> [Stated problem]:
Give every line below again, exactly.

> [Material to process]:
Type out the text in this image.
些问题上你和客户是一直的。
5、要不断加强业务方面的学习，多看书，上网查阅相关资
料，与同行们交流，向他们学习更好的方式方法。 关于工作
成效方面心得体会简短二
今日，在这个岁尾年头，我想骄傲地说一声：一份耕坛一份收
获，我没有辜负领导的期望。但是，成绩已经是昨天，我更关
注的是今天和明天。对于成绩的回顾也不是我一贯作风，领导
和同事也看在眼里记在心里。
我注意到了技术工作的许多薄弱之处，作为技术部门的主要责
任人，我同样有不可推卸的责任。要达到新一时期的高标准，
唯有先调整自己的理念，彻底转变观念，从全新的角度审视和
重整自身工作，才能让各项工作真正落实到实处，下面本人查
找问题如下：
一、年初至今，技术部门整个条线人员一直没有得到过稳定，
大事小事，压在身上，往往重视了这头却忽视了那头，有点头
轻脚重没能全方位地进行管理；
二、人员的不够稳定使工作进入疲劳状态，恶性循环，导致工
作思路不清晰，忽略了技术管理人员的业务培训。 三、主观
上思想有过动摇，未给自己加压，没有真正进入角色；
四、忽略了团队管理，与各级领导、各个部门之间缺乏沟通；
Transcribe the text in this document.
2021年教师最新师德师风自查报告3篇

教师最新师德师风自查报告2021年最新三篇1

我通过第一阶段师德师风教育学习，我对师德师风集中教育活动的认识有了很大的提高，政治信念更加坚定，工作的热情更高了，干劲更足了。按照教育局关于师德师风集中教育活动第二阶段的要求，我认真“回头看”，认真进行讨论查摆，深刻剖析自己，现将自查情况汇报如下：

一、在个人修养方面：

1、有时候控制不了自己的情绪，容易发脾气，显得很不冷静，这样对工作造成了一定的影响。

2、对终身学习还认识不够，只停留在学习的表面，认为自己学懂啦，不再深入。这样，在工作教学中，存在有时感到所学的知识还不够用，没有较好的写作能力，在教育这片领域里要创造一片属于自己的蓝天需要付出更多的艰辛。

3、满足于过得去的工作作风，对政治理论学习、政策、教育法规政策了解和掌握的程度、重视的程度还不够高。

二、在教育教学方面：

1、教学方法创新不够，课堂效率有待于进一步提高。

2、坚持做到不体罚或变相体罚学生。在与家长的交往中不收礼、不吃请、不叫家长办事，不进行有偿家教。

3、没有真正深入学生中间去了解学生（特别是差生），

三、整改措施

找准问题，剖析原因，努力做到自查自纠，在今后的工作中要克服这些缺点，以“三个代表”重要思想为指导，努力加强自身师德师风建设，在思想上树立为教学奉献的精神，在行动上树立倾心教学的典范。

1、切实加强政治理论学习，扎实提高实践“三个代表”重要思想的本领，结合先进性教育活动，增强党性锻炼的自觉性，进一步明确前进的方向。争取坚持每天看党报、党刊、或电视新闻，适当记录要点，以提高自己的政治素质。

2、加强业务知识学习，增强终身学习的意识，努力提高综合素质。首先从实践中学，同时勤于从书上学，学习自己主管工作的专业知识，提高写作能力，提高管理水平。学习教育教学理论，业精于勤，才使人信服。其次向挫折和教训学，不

> [Task solution]:
Type out the text in this image.
些问题上你和客户是一直的。
5、要不断加强业务方面的学习，多看书，上网查阅相关资
料，与同行们交流，向他们学习更好的方式方法。 关于工作
成效方面心得体会简短二
今日，在这个岁尾年头，我想骄傲地说一声：一份耕坛一份收
获，我没有辜负领导的期望。但是，成绩已经是昨天，我更关
注的是今天和明天。对于成绩的回顾也不是我一贯作风，领导
和同事也看在眼里记在心里。
我注意到了技术工作的许多薄弱之处，作为技术部门的主要责
任人，我同样有不可推卸的责任。要达到新一时期的高标准，
唯有先调整自己的理念，彻底转变观念，从全新的角度审视和
重整自身工作，才能让各项工作真正落实到实处，下面本人查
找问题如下：
一、年初至今，技术部门整个条线人员一直没有得到过稳定，
大事小事，压在身上，往往重视了这头却忽视了那头，有点头
轻脚重没能全方位地进行管理；
二、人员的不够稳定使工作进入疲劳状态，恶性循环，导致工
作思路不清晰，忽略了技术管理人员的业务培训。 三、主观
上思想有过动摇，未给自己加压，没有真正进入角色；
四、忽略了团队管理，与各级领导、各个部门之间缺乏沟通；
Transcribe the text in this document.
2021年教师最新师德师风自查报告3篇

教师最新师德师风自查报告2021年最新三篇1

我通过第一阶段师德师风教育学习，我对师德师风集中教育活动的认识有了很大的提高，政治信念更加坚定，工作的热情更高了，干劲更足了。按照教育局关于师德师风集中教育活动第二阶段的要求，我认真“回头看”，认真进行讨论查摆，深刻剖析自己，现将自查情况汇报如下：

一、在个人修养方面：

1、有时候控制不了自己的情绪，容易发脾气，显得很不冷静，这样对工作造成了一定的影响。

2、对终身学习还认识不够，只停留在学习的表面，认为自己学懂啦，不再深入。这样，在工作教学中，存在有时感到所学的知识还不够用，没有较好的写作能力，在教育这片领域里要创造一片属于自己的蓝天需要付出更多的艰辛。

3、满足于过得去的工作作风，对政治理论学习、政策、教育法规政策了解和掌握的程度、重视的程度还不够高。

二、在教育教学方面：

1、教学方法创新不够，课堂效率有待于进一步提高。

2、坚持做到不体罚或变相体罚学生。在与家长的交往中不收礼、不吃请、不叫家长办事，不进行有偿家教。

3、没有真正深入学生中间去了解学生（特别是差生），

三、整改措施

找准问题，剖析原因，努力做到自查自纠，在今后的工作中要克服这些缺点，以“三个代表”重要思想为指导，努力加强自身师德师风建设，在思想上树立为教学奉献的精神，在行动上树立倾心教学的典范。

1、切实加强政治理论学习，扎实提高实践“三个代表”重要思想的本领，结合先进性教育活动，增强党性锻炼的自觉性，进一步明确前进的方向。争取坚持每天看党报、党刊、或电视新闻，适当记录要点，以提高自己的政治素质。

2、加强业务知识学习，增强终身学习的意识，努力提高综合素质。首先从实践中学，同时勤于从书上学，学习自己主管工作的专业知识，提高写作能力，提高管理水平。学习教育教学理论，业精于勤，才使人信服。其次向挫折和教训学，不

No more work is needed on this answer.